Supplied material
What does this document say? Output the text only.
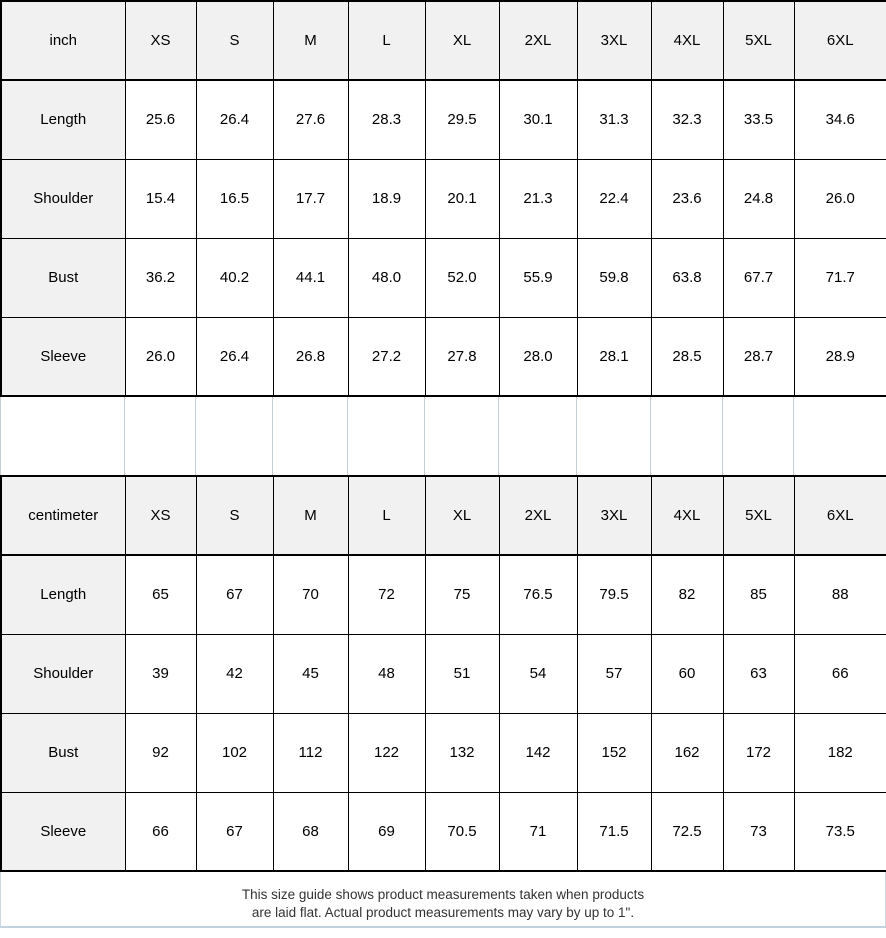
inch	XS	S	M	L	XL	2XL	3XL	4XL	5XL	6XL
Length	25.6	26.4	27.6	28.3	29.5	30.1	31.3	32.3	33.5	34.6
Shoulder	15.4	16.5	17.7	18.9	20.1	21.3	22.4	23.6	24.8	26.0
Bust	36.2	40.2	44.1	48.0	52.0	55.9	59.8	63.8	67.7	71.7
Sleeve	26.0	26.4	26.8	27.2	27.8	28.0	28.1	28.5	28.7	28.9

centimeter	XS	S	M	L	XL	2XL	3XL	4XL	5XL	6XL
Length	65	67	70	72	75	76.5	79.5	82	85	88
Shoulder	39	42	45	48	51	54	57	60	63	66
Bust	92	102	112	122	132	142	152	162	172	182
Sleeve	66	67	68	69	70.5	71	71.5	72.5	73	73.5
This size guide shows product measurements taken when products
are laid flat. Actual product measurements may vary by up to 1".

What is being asked
Look through the records and gather each line with the word "Bust".

Final result
Bust	36.2	40.2	44.1	48.0	52.0	55.9	59.8	63.8	67.7	71.7
Bust	92	102	112	122	132	142	152	162	172	182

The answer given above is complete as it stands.